*Exercise description:*
Give the number of lines in this listing that contain "Обеспечение", with no other words.

*Data rows:*
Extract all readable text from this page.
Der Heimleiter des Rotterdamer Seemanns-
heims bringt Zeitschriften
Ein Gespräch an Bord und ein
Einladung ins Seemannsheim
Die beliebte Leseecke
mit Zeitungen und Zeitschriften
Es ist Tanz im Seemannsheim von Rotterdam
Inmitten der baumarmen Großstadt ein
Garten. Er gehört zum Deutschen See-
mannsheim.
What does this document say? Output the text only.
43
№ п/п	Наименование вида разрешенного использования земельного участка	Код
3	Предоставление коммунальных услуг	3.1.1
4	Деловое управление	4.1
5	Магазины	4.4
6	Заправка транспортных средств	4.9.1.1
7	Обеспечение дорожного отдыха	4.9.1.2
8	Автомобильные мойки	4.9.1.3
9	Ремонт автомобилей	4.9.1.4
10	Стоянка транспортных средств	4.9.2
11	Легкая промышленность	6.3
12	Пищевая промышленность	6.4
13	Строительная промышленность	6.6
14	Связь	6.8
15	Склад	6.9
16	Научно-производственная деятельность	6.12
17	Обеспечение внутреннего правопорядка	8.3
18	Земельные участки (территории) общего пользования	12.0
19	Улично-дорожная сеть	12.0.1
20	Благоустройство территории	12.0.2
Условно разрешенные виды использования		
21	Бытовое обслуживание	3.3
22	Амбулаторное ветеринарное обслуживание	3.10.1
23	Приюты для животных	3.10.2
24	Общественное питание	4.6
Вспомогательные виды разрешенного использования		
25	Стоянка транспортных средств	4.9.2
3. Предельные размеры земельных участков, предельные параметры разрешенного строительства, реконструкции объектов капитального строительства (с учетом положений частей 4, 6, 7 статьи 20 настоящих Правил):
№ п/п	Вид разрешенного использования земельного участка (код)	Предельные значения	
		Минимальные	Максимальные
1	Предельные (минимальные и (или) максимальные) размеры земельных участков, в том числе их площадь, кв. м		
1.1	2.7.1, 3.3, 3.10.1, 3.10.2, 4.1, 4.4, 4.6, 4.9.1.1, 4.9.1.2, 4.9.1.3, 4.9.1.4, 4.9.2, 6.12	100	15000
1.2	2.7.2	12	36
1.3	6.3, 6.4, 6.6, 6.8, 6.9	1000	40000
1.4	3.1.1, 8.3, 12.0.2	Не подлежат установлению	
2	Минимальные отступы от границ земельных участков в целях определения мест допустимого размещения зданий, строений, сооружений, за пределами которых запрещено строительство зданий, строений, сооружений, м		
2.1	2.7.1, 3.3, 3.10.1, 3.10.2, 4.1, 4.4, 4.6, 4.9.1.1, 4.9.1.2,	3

*Solution to the exercise:*
2